▶ [AIM OF THE EXERCISE]:
Tally the lines in the data that follows that include the word "start", and report nothing but the total.

-- Begin DATA FOR THIS EXERCISE --

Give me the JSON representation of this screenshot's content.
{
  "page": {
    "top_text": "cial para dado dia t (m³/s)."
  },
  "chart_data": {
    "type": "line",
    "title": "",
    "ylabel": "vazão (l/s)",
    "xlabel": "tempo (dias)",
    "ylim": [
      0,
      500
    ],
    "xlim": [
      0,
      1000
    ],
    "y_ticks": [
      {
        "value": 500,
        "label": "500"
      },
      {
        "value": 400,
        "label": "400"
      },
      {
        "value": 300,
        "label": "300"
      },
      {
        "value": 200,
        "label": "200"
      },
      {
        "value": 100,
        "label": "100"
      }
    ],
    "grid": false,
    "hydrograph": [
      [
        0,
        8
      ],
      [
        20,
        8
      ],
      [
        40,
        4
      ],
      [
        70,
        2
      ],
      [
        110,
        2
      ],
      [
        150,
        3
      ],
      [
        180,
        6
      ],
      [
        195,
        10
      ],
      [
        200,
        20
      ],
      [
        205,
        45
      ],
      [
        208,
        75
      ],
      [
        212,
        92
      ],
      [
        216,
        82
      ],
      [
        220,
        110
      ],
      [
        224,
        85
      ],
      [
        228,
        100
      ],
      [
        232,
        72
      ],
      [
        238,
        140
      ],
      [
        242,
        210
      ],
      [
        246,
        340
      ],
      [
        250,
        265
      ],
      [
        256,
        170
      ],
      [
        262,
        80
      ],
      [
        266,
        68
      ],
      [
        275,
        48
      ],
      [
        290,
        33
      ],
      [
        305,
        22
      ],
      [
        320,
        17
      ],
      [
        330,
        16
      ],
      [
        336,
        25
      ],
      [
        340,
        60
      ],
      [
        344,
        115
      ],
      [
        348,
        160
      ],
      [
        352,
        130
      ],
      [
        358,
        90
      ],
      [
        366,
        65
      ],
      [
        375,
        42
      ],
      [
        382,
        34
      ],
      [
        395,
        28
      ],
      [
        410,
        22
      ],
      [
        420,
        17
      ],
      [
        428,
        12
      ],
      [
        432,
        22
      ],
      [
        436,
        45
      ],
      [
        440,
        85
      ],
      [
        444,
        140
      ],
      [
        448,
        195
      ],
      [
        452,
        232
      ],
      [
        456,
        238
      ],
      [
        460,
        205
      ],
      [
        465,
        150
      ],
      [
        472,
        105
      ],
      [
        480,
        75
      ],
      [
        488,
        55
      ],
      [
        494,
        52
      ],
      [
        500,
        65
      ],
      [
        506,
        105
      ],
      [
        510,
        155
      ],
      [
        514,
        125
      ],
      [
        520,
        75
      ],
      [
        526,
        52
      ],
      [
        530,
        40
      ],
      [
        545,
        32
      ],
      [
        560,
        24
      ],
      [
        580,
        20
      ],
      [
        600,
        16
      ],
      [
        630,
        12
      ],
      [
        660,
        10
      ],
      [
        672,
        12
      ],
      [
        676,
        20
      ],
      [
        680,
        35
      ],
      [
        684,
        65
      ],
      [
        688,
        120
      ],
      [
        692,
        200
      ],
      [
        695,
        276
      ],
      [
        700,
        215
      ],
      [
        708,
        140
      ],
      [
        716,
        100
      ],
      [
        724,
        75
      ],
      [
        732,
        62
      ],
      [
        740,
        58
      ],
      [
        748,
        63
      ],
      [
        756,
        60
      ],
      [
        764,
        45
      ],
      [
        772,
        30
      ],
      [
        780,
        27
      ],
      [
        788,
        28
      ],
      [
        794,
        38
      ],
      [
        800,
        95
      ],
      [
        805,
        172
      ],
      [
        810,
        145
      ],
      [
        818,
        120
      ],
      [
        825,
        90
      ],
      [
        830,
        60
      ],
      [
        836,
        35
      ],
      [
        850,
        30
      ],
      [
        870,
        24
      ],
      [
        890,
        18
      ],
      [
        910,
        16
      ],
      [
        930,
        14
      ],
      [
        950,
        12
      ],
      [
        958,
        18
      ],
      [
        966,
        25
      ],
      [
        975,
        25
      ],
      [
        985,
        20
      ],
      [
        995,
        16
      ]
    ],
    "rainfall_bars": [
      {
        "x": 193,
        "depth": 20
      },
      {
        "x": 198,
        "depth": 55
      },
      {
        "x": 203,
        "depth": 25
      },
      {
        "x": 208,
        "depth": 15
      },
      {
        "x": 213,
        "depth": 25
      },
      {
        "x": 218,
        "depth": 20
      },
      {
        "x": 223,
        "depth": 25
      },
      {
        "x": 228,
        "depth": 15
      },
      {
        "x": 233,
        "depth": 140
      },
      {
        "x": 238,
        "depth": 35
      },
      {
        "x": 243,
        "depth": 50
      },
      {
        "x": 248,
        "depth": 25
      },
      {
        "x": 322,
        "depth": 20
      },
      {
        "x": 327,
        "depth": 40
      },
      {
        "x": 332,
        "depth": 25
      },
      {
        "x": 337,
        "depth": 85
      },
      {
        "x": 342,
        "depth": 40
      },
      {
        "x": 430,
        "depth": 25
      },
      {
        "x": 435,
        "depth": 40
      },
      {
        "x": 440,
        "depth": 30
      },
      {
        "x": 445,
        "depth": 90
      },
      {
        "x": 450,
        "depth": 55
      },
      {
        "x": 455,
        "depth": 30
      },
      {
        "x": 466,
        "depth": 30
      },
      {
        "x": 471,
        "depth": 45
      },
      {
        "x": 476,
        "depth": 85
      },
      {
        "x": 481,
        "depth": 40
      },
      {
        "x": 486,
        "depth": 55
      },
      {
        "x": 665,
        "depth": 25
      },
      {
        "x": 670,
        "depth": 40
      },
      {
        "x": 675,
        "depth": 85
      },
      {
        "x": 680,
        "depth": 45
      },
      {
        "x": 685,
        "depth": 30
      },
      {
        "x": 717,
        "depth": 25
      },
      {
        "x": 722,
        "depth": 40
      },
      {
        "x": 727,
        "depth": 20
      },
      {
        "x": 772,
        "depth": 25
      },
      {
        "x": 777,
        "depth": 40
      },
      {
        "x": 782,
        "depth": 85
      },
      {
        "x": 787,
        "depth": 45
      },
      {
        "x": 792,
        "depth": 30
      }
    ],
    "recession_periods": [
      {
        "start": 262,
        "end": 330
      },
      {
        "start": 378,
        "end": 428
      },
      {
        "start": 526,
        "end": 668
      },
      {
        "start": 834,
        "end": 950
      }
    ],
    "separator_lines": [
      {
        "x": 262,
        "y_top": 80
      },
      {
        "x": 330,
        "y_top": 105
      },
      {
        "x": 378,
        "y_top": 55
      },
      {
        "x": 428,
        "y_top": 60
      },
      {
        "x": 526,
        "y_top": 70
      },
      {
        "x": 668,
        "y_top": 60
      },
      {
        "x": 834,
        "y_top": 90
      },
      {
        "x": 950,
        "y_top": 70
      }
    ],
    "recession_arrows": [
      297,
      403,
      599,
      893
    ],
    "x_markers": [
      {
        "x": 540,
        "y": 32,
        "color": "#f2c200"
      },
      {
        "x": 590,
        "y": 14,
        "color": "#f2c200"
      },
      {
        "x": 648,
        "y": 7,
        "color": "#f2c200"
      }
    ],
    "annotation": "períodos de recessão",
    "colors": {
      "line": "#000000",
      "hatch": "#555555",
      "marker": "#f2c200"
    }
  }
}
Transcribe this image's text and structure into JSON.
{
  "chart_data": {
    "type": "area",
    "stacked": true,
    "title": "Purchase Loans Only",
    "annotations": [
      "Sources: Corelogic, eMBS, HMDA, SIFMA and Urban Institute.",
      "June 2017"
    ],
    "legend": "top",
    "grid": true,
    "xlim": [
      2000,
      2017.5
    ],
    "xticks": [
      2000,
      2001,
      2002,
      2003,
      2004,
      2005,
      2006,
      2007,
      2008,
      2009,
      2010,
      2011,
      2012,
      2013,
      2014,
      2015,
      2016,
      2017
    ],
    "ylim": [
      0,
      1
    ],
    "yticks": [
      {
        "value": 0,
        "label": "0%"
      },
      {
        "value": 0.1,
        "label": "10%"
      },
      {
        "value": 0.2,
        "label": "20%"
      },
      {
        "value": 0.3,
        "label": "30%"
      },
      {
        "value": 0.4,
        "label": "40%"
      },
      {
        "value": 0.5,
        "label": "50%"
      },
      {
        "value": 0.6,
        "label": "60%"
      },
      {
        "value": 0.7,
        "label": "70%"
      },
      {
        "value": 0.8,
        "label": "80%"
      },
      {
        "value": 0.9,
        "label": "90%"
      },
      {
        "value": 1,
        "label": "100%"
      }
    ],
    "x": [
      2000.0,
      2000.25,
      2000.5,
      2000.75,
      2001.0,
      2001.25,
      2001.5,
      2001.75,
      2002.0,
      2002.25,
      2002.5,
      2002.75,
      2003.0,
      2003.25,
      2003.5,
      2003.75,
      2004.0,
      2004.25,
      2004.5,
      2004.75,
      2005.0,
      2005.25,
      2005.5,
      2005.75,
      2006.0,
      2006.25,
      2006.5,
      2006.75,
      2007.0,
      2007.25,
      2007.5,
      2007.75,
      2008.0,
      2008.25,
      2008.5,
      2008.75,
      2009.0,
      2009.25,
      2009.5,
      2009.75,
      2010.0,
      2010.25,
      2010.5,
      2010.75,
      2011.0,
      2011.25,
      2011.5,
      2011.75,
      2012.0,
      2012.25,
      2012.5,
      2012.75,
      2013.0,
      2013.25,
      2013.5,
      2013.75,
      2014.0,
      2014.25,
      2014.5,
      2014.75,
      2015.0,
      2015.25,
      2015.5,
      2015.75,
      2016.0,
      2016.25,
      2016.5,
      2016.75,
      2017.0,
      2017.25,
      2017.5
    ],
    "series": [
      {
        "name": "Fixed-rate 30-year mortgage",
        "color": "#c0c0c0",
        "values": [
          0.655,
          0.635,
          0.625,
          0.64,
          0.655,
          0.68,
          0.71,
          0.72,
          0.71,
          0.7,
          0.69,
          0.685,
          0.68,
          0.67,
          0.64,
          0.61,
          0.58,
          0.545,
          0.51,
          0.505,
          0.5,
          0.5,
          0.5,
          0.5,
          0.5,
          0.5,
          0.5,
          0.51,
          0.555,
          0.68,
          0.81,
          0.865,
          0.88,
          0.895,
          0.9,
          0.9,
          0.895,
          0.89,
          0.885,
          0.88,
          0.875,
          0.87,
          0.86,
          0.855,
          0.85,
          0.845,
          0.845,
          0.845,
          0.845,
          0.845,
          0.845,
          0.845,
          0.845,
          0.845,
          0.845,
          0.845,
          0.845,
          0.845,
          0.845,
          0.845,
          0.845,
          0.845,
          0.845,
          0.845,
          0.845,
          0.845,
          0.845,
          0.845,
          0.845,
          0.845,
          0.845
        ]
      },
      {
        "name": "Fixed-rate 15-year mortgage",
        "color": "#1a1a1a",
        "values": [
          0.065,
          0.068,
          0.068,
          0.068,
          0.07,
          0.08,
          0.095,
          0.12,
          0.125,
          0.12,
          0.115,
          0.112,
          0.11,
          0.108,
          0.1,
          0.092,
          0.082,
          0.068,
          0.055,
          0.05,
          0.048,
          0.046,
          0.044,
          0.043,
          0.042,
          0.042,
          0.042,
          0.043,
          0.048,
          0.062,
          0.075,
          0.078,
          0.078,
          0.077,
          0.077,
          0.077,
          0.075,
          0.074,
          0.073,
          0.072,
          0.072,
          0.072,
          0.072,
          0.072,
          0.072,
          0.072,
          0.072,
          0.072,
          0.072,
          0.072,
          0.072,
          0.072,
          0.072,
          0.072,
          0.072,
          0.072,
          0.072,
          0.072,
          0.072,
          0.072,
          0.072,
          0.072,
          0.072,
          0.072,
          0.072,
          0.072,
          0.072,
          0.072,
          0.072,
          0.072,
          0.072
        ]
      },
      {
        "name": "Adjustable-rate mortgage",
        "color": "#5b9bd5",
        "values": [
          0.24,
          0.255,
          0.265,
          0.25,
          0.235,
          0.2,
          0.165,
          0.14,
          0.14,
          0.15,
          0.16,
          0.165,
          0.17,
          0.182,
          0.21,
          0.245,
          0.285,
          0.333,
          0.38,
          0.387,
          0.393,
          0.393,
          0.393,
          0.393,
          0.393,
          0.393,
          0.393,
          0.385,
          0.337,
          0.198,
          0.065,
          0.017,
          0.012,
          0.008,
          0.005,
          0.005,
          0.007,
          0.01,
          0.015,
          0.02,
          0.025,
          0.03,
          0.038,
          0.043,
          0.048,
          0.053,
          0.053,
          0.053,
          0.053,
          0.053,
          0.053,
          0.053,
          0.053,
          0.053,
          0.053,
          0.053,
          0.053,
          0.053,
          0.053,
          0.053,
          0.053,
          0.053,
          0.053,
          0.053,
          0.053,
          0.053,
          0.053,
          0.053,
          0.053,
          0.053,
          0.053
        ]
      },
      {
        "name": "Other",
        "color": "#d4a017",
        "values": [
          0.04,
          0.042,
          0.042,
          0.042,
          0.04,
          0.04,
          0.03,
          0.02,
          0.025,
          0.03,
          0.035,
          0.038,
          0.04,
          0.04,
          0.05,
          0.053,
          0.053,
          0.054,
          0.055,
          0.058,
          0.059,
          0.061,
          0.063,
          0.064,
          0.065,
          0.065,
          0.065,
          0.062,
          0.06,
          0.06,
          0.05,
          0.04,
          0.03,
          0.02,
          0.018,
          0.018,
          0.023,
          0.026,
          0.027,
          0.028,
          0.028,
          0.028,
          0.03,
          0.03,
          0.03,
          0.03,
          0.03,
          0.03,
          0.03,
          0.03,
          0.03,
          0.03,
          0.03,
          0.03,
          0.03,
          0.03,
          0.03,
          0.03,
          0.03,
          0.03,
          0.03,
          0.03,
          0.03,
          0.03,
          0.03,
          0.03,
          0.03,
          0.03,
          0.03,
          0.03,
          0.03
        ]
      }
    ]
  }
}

-- End DATA FOR THIS EXERCISE --

▶ [EXERCISE RESPONSE]:
4